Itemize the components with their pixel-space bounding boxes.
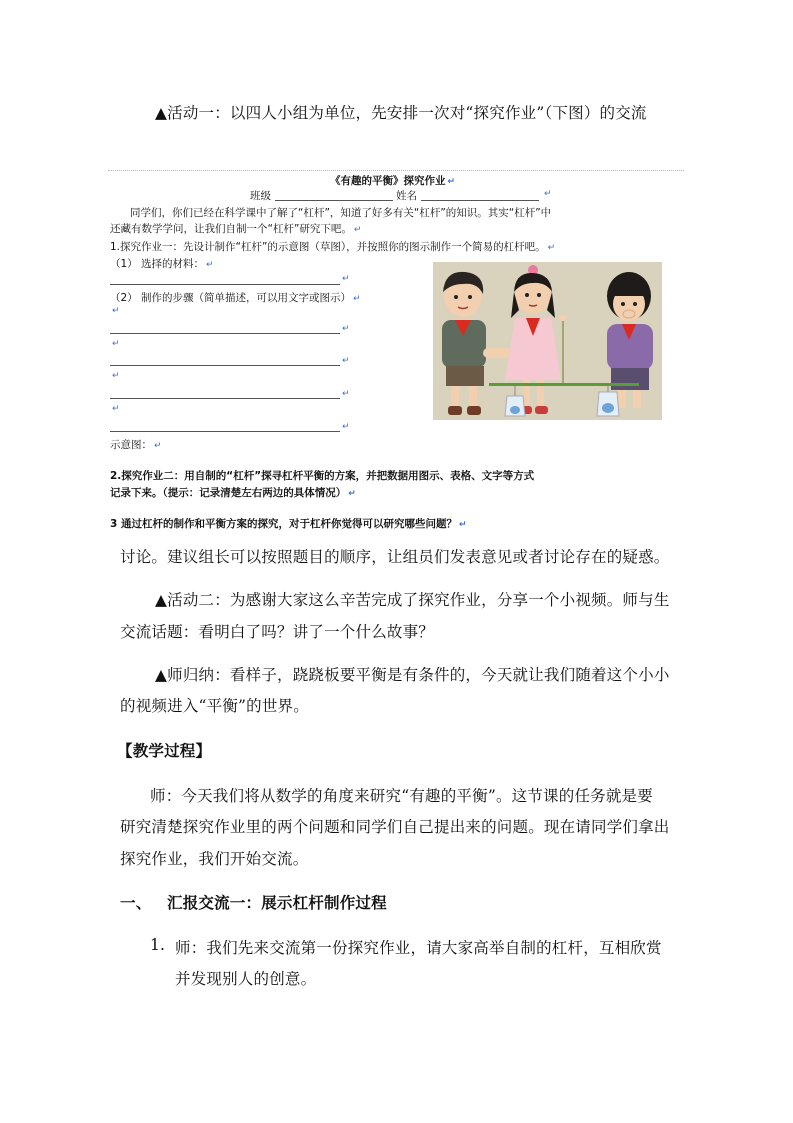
answer-line-1: [110, 284, 340, 285]
worksheet-name-label: 姓名: [396, 190, 417, 202]
worksheet-class-label: 班级: [250, 190, 271, 202]
part-one-title: 汇报交流一：展示杠杆制作过程: [167, 893, 387, 912]
answer-line-4: [110, 398, 340, 399]
part-one-number: 一、: [120, 893, 152, 912]
summary-line-1: ▲师归纳：看样子，跷跷板要平衡是有条件的，今天就让我们随着这个小小: [155, 666, 670, 684]
worksheet-sketch-label: 示意图： ↵: [110, 439, 162, 451]
worksheet-task-2-line-1: 2.探究作业二：用自制的“杠杆”探寻杠杆平衡的方案，并把数据用图示、表格、文字等方式: [110, 470, 535, 482]
worksheet-task-2-line-2: 记录下来。（提示：记录清楚左右两边的具体情况） ↵: [110, 487, 356, 499]
teacher-line-2: 研究清楚探究作业里的两个问题和同学们自己提出来的问题。现在请同学们拿出: [120, 818, 670, 836]
activity-one-line: ▲活动一：以四人小组为单位，先安排一次对“探究作业”（下图）的交流: [155, 104, 647, 122]
teacher-line-3: 探究作业，我们开始交流。: [120, 850, 309, 868]
step-one-line-2: 并发现别人的创意。: [175, 970, 317, 988]
worksheet-intro-line-1: 同学们，你们已经在科学课中了解了“杠杆”，知道了好多有关“杠杆”的知识。其实“杠杆”中: [130, 207, 552, 219]
answer-line-5: [110, 431, 340, 432]
worksheet-intro-line-2: 还藏有数学学问，让我们自制一个“杠杆”研究下吧。 ↵: [110, 223, 362, 235]
worksheet-item-1: （1） 选择的材料： ↵: [110, 258, 214, 270]
name-blank-line: [421, 200, 539, 201]
teacher-line-1: 师：今天我们将从数学的角度来研究“有趣的平衡”。这节课的任务就是要: [150, 787, 653, 805]
activity-two-line-2: 交流话题：看明白了吗？讲了一个什么故事？: [120, 623, 435, 641]
discussion-paragraph: 讨论。建议组长可以按照题目的顺序，让组员们发表意见或者讨论存在的疑惑。: [120, 548, 670, 566]
summary-line-2: 的视频进入“平衡”的世界。: [120, 697, 309, 715]
step-one-line-1: 师：我们先来交流第一份探究作业，请大家高举自制的杠杆，互相欣赏: [175, 939, 662, 957]
worksheet-top-edge: [108, 170, 684, 171]
answer-line-3: [110, 365, 340, 366]
children-lever-drawing: [433, 262, 662, 420]
worksheet-title: 《有趣的平衡》探究作业 ↵: [330, 175, 456, 187]
answer-line-2: [110, 333, 340, 334]
step-one-number: 1.: [150, 936, 166, 954]
activity-two-line-1: ▲活动二：为感谢大家这么辛苦完成了探究作业，分享一个小视频。师与生: [155, 591, 670, 609]
section-heading: 【教学过程】: [117, 741, 212, 760]
worksheet-task-1: 1.探究作业一：先设计制作“杠杆”的示意图（草图），并按照你的图示制作一个简易的杠杆吧。 ↵: [110, 241, 556, 253]
worksheet-item-2: （2） 制作的步骤（简单描述，可以用文字或图示） ↵: [110, 292, 361, 304]
worksheet-task-3: 3 通过杠杆的制作和平衡方案的探究，对于杠杆你觉得可以研究哪些问题？ ↵: [110, 518, 467, 530]
class-blank-line: [275, 200, 393, 201]
children-lever-illustration: [433, 262, 662, 420]
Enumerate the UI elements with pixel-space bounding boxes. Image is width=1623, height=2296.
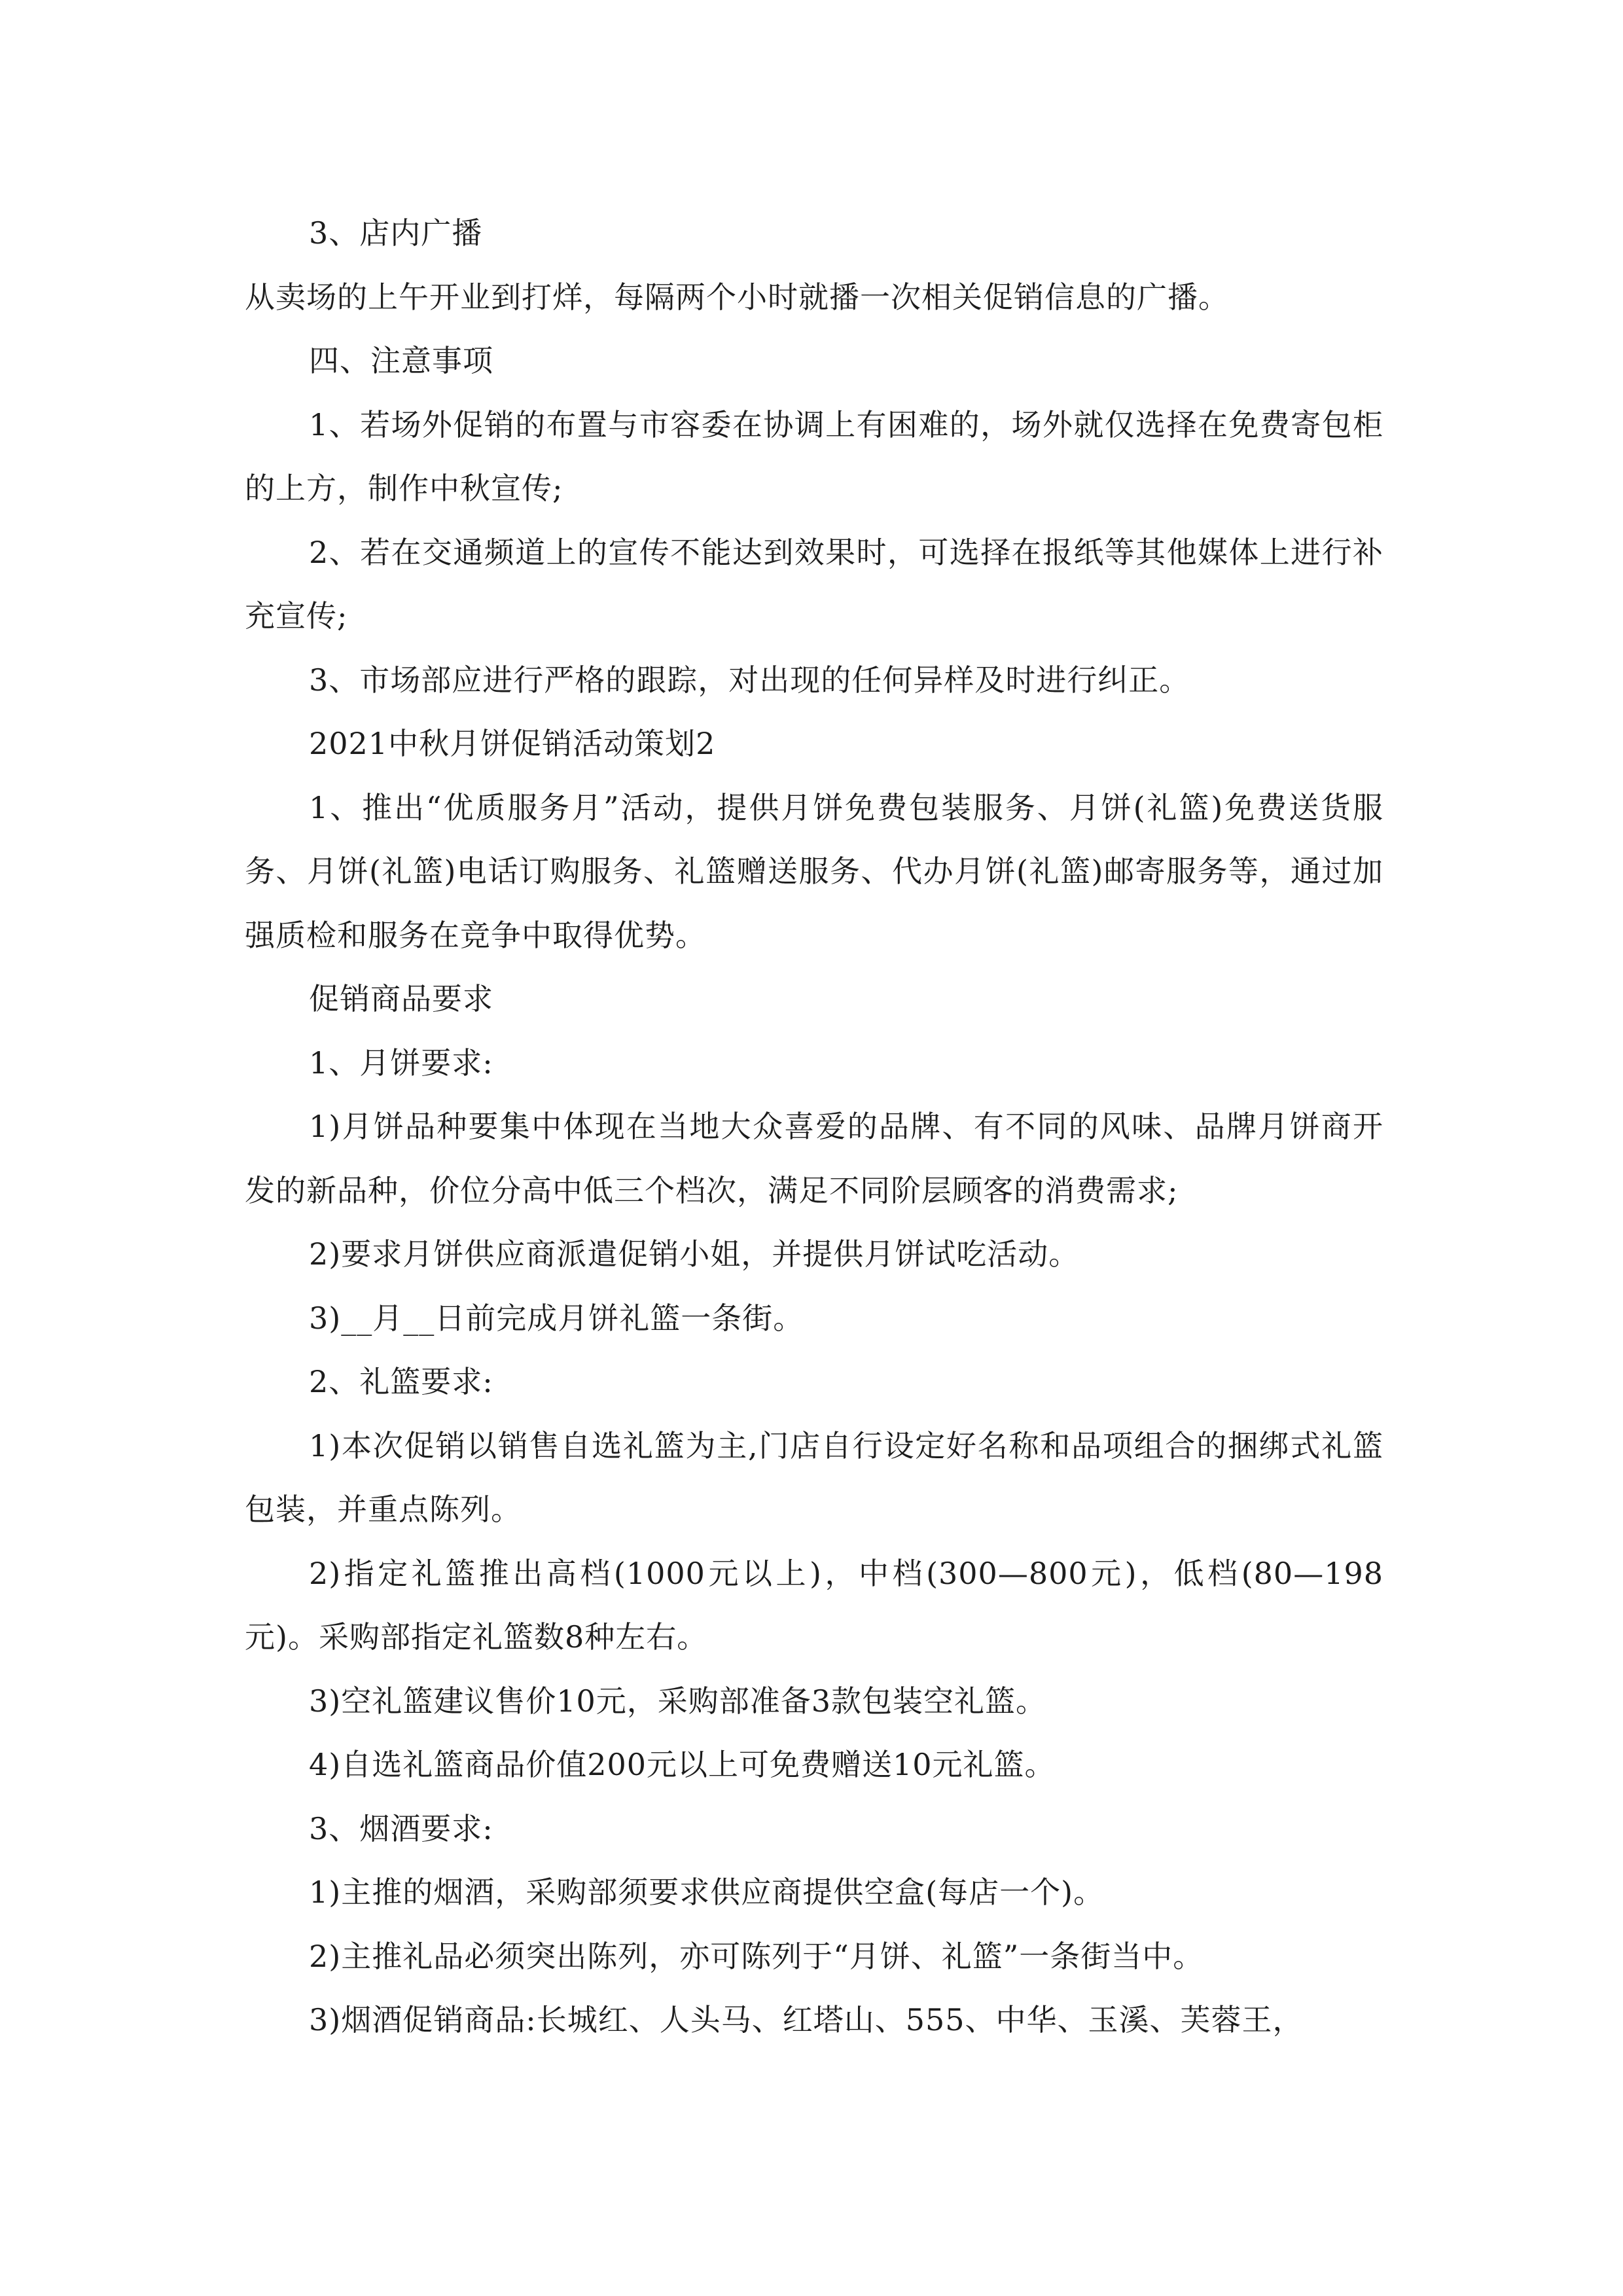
- paragraph: 2、若在交通频道上的宣传不能达到效果时，可选择在报纸等其他媒体上进行补充宣传;: [245, 534, 1383, 634]
- paragraph: 2、礼篮要求:: [309, 1364, 493, 1399]
- paragraph: 3)__月__日前完成月饼礼篮一条街。: [309, 1300, 804, 1336]
- paragraph: 1、推出“优质服务月”活动，提供月饼免费包装服务、月饼(礼篮)免费送货服务、月饼(礼篮)电话订购服务、礼篮赠送服务、代办月饼(礼篮)邮寄服务等，通过加强质检和服务在竞争中取得优势。: [245, 789, 1383, 953]
- paragraph: 1、月饼要求:: [309, 1045, 493, 1081]
- paragraph: 从卖场的上午开业到打烊，每隔两个小时就播一次相关促销信息的广播。: [245, 279, 1229, 315]
- document-body: [245, 202, 1383, 2053]
- paragraph: 1)本次促销以销售自选礼篮为主,门店自行设定好名称和品项组合的捆绑式礼篮包装，并重点陈列。: [245, 1427, 1383, 1527]
- section-heading: 2021中秋月饼促销活动策划2: [309, 726, 716, 761]
- paragraph: 1)月饼品种要集中体现在当地大众喜爱的品牌、有不同的风味、品牌月饼商开发的新品种，价位分高中低三个档次，满足不同阶层顾客的消费需求;: [245, 1109, 1383, 1208]
- paragraph: 3)烟酒促销商品:长城红、人头马、红塔山、555、中华、玉溪、芙蓉王，: [309, 2002, 1304, 2037]
- paragraph: 1、若场外促销的布置与市容委在协调上有困难的，场外就仅选择在免费寄包柜的上方，制作中秋宣传;: [245, 406, 1383, 506]
- section-heading: 促销商品要求: [309, 981, 493, 1016]
- paragraph: 3)空礼篮建议售价10元，采购部准备3款包装空礼篮。: [309, 1683, 1047, 1719]
- paragraph: 2)主推礼品必须突出陈列，亦可陈列于“月饼、礼篮”一条街当中。: [309, 1938, 1204, 1974]
- paragraph: 2)指定礼篮推出高档(1000元以上)，中档(300—800元)，低档(80—198元)。采购部指定礼篮数8种左右。: [245, 1555, 1383, 1655]
- paragraph: 2)要求月饼供应商派遣促销小姐，并提供月饼试吃活动。: [309, 1236, 1080, 1272]
- paragraph: 3、店内广播: [309, 215, 483, 251]
- section-heading: 四、注意事项: [309, 343, 493, 378]
- paragraph: 3、烟酒要求:: [309, 1810, 493, 1846]
- paragraph: 4)自选礼篮商品价值200元以上可免费赠送10元礼篮。: [309, 1747, 1056, 1782]
- paragraph: 3、市场部应进行严格的跟踪，对出现的任何异样及时进行纠正。: [309, 662, 1190, 698]
- paragraph: 1)主推的烟酒，采购部须要求供应商提供空盒(每店一个)。: [309, 1874, 1105, 1910]
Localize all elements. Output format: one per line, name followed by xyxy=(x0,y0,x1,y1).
# # # # # # #
**Set task**. Reproduce the lines verbatim, starting at the line that contains "534, 1383, 634]" and ending at the line that contains "- paragraph: 3、店内广播: [309, 215, 483, 251]", with both of those lines included.

**Answer to the exercise**.
- paragraph: 2、若在交通频道上的宣传不能达到效果时，可选择在报纸等其他媒体上进行补充宣传;: [245, 534, 1383, 634]
- paragraph: 2、礼篮要求:: [309, 1364, 493, 1399]
- paragraph: 3)__月__日前完成月饼礼篮一条街。: [309, 1300, 804, 1336]
- paragraph: 1、推出“优质服务月”活动，提供月饼免费包装服务、月饼(礼篮)免费送货服务、月饼(礼篮)电话订购服务、礼篮赠送服务、代办月饼(礼篮)邮寄服务等，通过加强质检和服务在竞争中取得优势。: [245, 789, 1383, 953]
- paragraph: 1、月饼要求:: [309, 1045, 493, 1081]
- paragraph: 从卖场的上午开业到打烊，每隔两个小时就播一次相关促销信息的广播。: [245, 279, 1229, 315]
- document-body: [245, 202, 1383, 2053]
- paragraph: 1)本次促销以销售自选礼篮为主,门店自行设定好名称和品项组合的捆绑式礼篮包装，并重点陈列。: [245, 1427, 1383, 1527]
- section-heading: 2021中秋月饼促销活动策划2: [309, 726, 716, 761]
- paragraph: 1)月饼品种要集中体现在当地大众喜爱的品牌、有不同的风味、品牌月饼商开发的新品种，价位分高中低三个档次，满足不同阶层顾客的消费需求;: [245, 1109, 1383, 1208]
- paragraph: 3)烟酒促销商品:长城红、人头马、红塔山、555、中华、玉溪、芙蓉王，: [309, 2002, 1304, 2037]
- paragraph: 1、若场外促销的布置与市容委在协调上有困难的，场外就仅选择在免费寄包柜的上方，制作中秋宣传;: [245, 406, 1383, 506]
- section-heading: 促销商品要求: [309, 981, 493, 1016]
- paragraph: 3)空礼篮建议售价10元，采购部准备3款包装空礼篮。: [309, 1683, 1047, 1719]
- paragraph: 2)主推礼品必须突出陈列，亦可陈列于“月饼、礼篮”一条街当中。: [309, 1938, 1204, 1974]
- paragraph: 2)指定礼篮推出高档(1000元以上)，中档(300—800元)，低档(80—198元)。采购部指定礼篮数8种左右。: [245, 1555, 1383, 1655]
- paragraph: 2)要求月饼供应商派遣促销小姐，并提供月饼试吃活动。: [309, 1236, 1080, 1272]
- paragraph: 3、店内广播: [309, 215, 483, 251]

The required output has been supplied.